[Supplied material]
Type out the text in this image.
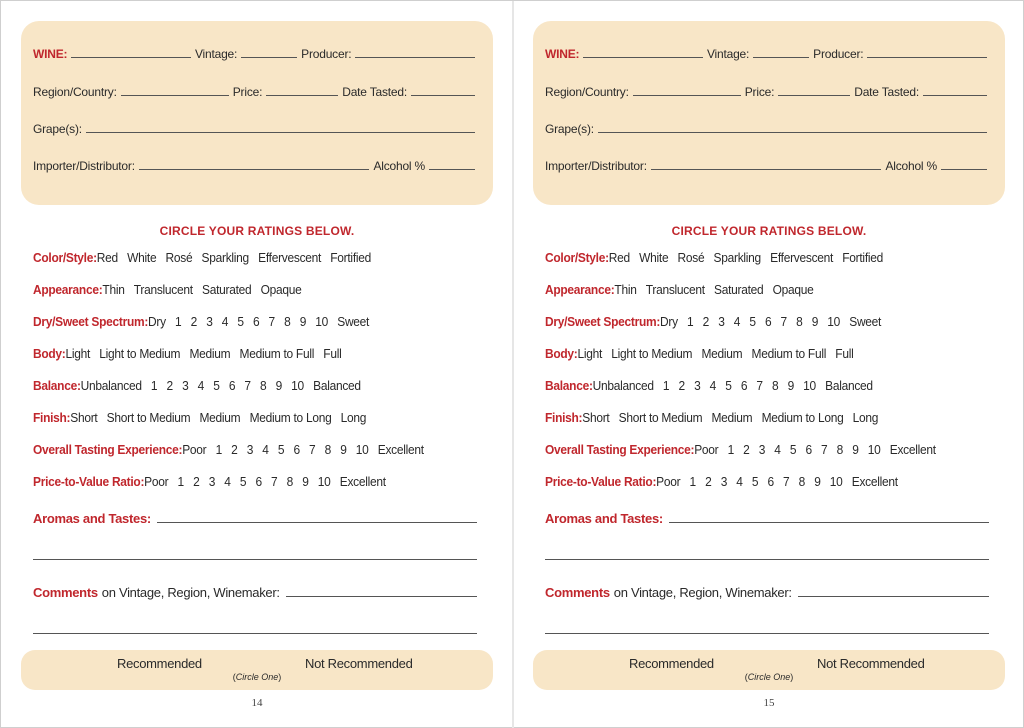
WINE:	Vintage:	Producer:
Region/Country:	Price:	Date Tasted:
Grape(s):
Importer/Distributor:	Alcohol %
CIRCLE YOUR RATINGS BELOW.
Color/Style:Red White Rosé Sparkling Effervescent Fortified
Appearance:Thin Translucent Saturated Opaque
Dry/Sweet Spectrum:Dry 1 2 3 4 5 6 7 8 9 10 Sweet
Body:Light Light to Medium Medium Medium to Full Full
Balance:Unbalanced 1 2 3 4 5 6 7 8 9 10 Balanced
Finish:Short Short to Medium Medium Medium to Long Long
Overall Tasting Experience:Poor 1 2 3 4 5 6 7 8 9 10 Excellent
Price-to-Value Ratio:Poor 1 2 3 4 5 6 7 8 9 10 Excellent
Aromas and Tastes:
Comments on Vintage, Region, Winemaker:
Recommended	Not Recommended
(Circle One)
14
WINE:	Vintage:	Producer:
Region/Country:	Price:	Date Tasted:
Grape(s):
Importer/Distributor:	Alcohol %
CIRCLE YOUR RATINGS BELOW.
Color/Style:Red White Rosé Sparkling Effervescent Fortified
Appearance:Thin Translucent Saturated Opaque
Dry/Sweet Spectrum:Dry 1 2 3 4 5 6 7 8 9 10 Sweet
Body:Light Light to Medium Medium Medium to Full Full
Balance:Unbalanced 1 2 3 4 5 6 7 8 9 10 Balanced
Finish:Short Short to Medium Medium Medium to Long Long
Overall Tasting Experience:Poor 1 2 3 4 5 6 7 8 9 10 Excellent
Price-to-Value Ratio:Poor 1 2 3 4 5 6 7 8 9 10 Excellent
Aromas and Tastes:
Comments on Vintage, Region, Winemaker:
Recommended	Not Recommended
(Circle One)
15
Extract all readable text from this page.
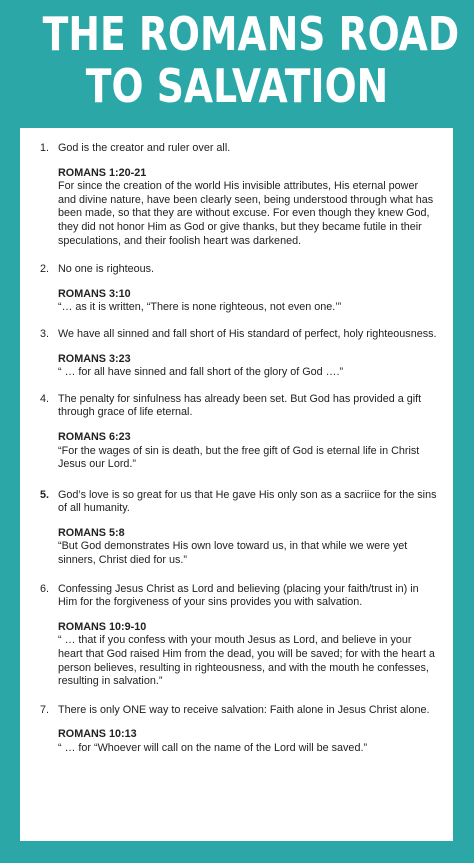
THE ROMANS ROAD
TO SALVATION
1. God is the creator and ruler over all.

ROMANS 1:20-21

For since the creation of the world His invisible attributes, His eternal power and divine nature, have been clearly seen, being understood through what has been made, so that they are without excuse. For even though they knew God, they did not honor Him as God or give thanks, but they became futile in their speculations, and their foolish heart was darkened.

2. No one is righteous.

ROMANS 3:10

“… as it is written, “There is none righteous, not even one.’”

3. We have all sinned and fall short of His standard of perfect, holy righteousness.

ROMANS 3:23

“ … for all have sinned and fall short of the glory of God ….”

4. The penalty for sinfulness has already been set. But God has provided a gift through grace of life eternal.

ROMANS 6:23

“For the wages of sin is death, but the free gift of God is eternal life in Christ Jesus our Lord.”

5. God’s love is so great for us that He gave His only son as a sacriice for the sins of all humanity.

ROMANS 5:8

“But God demonstrates His own love toward us, in that while we were yet sinners, Christ died for us.”

6. Confessing Jesus Christ as Lord and believing (placing your faith/trust in) in Him for the forgiveness of your sins provides you with salvation.

ROMANS 10:9-10

“ … that if you confess with your mouth Jesus as Lord, and believe in your heart that God raised Him from the dead, you will be saved; for with the heart a person believes, resulting in righteousness, and with the mouth he confesses, resulting in salvation.”

7. There is only ONE way to receive salvation: Faith alone in Jesus Christ alone.

ROMANS 10:13

“ … for “Whoever will call on the name of the Lord will be saved.”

[What is expected]
Retype every record above exactly as written, but leave out the pictures.

[Completed exercise]
Type out the text in this image.
WINE:	Vintage:	Producer:
Region/Country:	Price:	Date Tasted:
Grape(s):
Importer/Distributor:	Alcohol %
CIRCLE YOUR RATINGS BELOW.
Color/Style:Red White Rosé Sparkling Effervescent Fortified
Appearance:Thin Translucent Saturated Opaque
Dry/Sweet Spectrum:Dry 1 2 3 4 5 6 7 8 9 10 Sweet
Body:Light Light to Medium Medium Medium to Full Full
Balance:Unbalanced 1 2 3 4 5 6 7 8 9 10 Balanced
Finish:Short Short to Medium Medium Medium to Long Long
Overall Tasting Experience:Poor 1 2 3 4 5 6 7 8 9 10 Excellent
Price-to-Value Ratio:Poor 1 2 3 4 5 6 7 8 9 10 Excellent
Aromas and Tastes:
Comments on Vintage, Region, Winemaker:
Recommended	Not Recommended
(Circle One)
14
WINE:	Vintage:	Producer:
Region/Country:	Price:	Date Tasted:
Grape(s):
Importer/Distributor:	Alcohol %
CIRCLE YOUR RATINGS BELOW.
Color/Style:Red White Rosé Sparkling Effervescent Fortified
Appearance:Thin Translucent Saturated Opaque
Dry/Sweet Spectrum:Dry 1 2 3 4 5 6 7 8 9 10 Sweet
Body:Light Light to Medium Medium Medium to Full Full
Balance:Unbalanced 1 2 3 4 5 6 7 8 9 10 Balanced
Finish:Short Short to Medium Medium Medium to Long Long
Overall Tasting Experience:Poor 1 2 3 4 5 6 7 8 9 10 Excellent
Price-to-Value Ratio:Poor 1 2 3 4 5 6 7 8 9 10 Excellent
Aromas and Tastes:
Comments on Vintage, Region, Winemaker:
Recommended	Not Recommended
(Circle One)
15
Extract all readable text from this page.
THE ROMANS ROAD
TO SALVATION
1. God is the creator and ruler over all.

ROMANS 1:20-21

For since the creation of the world His invisible attributes, His eternal power and divine nature, have been clearly seen, being understood through what has been made, so that they are without excuse. For even though they knew God, they did not honor Him as God or give thanks, but they became futile in their speculations, and their foolish heart was darkened.

2. No one is righteous.

ROMANS 3:10

“… as it is written, “There is none righteous, not even one.’”

3. We have all sinned and fall short of His standard of perfect, holy righteousness.

ROMANS 3:23

“ … for all have sinned and fall short of the glory of God ….”

4. The penalty for sinfulness has already been set. But God has provided a gift through grace of life eternal.

ROMANS 6:23

“For the wages of sin is death, but the free gift of God is eternal life in Christ Jesus our Lord.”

5. God’s love is so great for us that He gave His only son as a sacriice for the sins of all humanity.

ROMANS 5:8

“But God demonstrates His own love toward us, in that while we were yet sinners, Christ died for us.”

6. Confessing Jesus Christ as Lord and believing (placing your faith/trust in) in Him for the forgiveness of your sins provides you with salvation.

ROMANS 10:9-10

“ … that if you confess with your mouth Jesus as Lord, and believe in your heart that God raised Him from the dead, you will be saved; for with the heart a person believes, resulting in righteousness, and with the mouth he confesses, resulting in salvation.”

7. There is only ONE way to receive salvation: Faith alone in Jesus Christ alone.

ROMANS 10:13

“ … for “Whoever will call on the name of the Lord will be saved.”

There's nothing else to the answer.